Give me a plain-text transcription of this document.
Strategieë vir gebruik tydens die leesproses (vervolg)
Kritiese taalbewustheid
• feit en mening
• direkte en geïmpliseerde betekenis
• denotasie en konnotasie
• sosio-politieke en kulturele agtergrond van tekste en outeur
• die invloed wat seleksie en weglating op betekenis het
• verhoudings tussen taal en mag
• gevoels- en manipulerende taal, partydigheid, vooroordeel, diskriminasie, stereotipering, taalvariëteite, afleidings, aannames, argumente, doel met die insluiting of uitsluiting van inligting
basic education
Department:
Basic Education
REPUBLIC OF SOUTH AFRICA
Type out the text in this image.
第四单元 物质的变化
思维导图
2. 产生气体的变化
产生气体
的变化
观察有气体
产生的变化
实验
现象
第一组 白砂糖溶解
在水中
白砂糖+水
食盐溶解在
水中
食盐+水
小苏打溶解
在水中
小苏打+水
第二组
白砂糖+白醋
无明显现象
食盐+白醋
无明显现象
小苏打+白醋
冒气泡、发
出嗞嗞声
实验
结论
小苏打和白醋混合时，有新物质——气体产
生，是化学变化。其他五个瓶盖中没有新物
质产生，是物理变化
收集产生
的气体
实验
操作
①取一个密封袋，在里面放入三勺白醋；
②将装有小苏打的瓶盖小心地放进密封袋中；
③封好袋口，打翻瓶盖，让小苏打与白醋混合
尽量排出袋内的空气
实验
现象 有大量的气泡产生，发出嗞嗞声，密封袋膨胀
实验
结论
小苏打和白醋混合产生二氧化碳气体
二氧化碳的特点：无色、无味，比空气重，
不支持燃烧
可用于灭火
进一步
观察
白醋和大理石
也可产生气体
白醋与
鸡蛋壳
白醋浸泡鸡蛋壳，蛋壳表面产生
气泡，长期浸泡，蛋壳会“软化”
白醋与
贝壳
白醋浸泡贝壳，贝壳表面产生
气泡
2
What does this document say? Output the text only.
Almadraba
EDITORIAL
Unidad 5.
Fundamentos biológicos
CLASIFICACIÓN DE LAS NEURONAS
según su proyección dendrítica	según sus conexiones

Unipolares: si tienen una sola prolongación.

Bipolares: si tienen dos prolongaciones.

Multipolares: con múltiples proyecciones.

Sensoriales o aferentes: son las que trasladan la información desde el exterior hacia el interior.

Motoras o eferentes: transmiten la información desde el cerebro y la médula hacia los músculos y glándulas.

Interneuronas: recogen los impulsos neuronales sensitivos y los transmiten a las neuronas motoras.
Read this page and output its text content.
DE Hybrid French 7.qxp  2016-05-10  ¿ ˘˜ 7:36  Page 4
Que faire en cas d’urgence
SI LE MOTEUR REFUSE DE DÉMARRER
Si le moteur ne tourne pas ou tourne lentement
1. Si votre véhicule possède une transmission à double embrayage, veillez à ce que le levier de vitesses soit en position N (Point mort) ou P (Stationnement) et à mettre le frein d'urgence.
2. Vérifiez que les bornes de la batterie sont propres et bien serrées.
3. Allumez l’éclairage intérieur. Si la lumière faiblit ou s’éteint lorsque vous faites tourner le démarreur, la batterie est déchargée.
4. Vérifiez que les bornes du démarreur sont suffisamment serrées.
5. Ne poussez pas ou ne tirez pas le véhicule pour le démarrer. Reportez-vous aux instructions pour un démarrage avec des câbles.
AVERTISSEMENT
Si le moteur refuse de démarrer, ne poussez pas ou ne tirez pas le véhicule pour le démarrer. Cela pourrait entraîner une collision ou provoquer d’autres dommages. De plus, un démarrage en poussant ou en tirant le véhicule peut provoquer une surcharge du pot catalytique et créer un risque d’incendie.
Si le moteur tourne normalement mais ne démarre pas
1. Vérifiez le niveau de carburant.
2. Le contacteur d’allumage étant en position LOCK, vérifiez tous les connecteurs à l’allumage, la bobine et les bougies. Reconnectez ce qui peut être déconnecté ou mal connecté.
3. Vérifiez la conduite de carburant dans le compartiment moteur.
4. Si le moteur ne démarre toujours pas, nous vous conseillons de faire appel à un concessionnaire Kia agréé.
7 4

━━━━

**PROBLEM TO SOLVE:** Going through the entries above line by line, work out how many lines include the word "pour". Only the number is required.

**ANSWER TO THIS TASK:** 2